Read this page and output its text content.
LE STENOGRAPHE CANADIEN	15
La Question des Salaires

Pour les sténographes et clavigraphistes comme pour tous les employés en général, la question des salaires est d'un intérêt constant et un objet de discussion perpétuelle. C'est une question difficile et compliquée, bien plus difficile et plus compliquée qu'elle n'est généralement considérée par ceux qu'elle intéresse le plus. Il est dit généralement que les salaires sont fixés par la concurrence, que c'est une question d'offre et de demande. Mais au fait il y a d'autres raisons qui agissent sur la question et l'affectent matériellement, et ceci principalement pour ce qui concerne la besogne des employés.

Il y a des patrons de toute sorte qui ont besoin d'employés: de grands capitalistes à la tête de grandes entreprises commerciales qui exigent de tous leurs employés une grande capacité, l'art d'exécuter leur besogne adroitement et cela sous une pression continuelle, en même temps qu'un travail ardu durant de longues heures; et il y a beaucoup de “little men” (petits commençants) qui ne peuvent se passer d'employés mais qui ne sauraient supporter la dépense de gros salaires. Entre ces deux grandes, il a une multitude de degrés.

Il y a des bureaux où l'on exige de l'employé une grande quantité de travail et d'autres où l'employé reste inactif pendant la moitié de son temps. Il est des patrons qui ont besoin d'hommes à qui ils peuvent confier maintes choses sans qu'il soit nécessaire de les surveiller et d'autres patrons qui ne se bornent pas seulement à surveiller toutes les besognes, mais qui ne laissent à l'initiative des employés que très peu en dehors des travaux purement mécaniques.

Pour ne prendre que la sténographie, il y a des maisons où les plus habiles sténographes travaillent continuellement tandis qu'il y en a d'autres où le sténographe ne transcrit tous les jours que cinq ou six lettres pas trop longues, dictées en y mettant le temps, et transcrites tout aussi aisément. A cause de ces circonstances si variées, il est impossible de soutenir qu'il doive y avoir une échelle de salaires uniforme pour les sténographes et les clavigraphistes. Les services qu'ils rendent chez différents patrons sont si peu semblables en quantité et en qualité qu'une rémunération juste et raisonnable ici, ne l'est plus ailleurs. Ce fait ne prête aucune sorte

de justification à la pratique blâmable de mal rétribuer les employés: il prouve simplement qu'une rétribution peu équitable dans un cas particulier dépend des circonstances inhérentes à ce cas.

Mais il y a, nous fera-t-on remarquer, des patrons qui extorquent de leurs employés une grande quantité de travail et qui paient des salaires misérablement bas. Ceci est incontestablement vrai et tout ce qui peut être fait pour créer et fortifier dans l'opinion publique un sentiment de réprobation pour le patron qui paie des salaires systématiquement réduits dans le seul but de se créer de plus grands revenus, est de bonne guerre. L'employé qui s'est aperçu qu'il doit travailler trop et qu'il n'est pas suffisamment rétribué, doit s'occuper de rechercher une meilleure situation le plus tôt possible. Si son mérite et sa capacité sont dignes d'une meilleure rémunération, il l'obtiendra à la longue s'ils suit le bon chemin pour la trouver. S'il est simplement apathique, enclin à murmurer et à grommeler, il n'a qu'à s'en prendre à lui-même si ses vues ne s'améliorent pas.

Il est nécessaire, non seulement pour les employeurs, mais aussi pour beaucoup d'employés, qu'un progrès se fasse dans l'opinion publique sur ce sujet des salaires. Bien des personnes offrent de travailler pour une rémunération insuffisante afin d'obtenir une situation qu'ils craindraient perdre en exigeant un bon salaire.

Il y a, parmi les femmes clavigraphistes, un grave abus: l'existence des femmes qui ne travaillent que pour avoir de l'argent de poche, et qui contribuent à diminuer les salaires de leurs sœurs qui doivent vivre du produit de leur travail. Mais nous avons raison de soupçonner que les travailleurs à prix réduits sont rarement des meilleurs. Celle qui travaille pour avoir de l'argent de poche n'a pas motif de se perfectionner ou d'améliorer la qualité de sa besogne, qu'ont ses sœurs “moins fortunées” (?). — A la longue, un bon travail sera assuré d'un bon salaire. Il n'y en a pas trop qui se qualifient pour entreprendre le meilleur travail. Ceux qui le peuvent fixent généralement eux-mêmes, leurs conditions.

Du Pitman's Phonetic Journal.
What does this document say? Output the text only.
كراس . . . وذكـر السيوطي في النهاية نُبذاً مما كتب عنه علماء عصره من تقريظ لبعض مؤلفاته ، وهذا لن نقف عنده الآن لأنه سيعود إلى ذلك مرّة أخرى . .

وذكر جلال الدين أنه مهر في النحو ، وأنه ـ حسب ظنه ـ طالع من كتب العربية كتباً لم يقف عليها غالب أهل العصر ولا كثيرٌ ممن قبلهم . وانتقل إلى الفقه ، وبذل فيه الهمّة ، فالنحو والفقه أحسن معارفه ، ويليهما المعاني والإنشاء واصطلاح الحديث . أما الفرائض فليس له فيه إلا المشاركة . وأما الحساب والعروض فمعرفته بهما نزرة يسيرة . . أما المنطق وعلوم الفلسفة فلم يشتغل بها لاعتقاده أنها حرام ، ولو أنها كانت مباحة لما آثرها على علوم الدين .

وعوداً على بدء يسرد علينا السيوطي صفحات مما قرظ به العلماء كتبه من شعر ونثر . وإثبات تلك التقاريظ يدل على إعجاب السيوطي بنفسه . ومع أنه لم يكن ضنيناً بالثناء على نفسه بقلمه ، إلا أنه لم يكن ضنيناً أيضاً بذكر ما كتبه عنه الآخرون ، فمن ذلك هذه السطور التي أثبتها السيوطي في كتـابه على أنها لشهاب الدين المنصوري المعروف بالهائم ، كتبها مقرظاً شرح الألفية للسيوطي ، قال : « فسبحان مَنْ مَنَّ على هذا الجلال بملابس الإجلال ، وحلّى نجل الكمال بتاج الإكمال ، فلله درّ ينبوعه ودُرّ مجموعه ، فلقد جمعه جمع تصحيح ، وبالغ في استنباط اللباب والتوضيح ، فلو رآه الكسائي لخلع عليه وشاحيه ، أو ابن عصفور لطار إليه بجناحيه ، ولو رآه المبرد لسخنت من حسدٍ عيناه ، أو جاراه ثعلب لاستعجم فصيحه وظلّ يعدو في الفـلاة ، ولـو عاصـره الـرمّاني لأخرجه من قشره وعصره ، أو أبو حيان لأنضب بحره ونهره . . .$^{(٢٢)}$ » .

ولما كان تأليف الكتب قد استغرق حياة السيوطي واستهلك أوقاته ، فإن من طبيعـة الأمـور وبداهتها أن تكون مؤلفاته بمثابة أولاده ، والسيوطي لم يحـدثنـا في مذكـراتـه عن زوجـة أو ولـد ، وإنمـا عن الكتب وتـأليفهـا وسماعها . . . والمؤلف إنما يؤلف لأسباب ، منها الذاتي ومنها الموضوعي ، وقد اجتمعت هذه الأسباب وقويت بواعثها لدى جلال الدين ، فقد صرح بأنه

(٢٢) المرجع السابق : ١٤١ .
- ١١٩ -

**EXERCISE INSTRUCTIONS**
Identify each line in the entries with the word "text" and copy it.

**WRITTEN SOLUTION**
Read this page and output its text content.
What does this document say? Output the text only.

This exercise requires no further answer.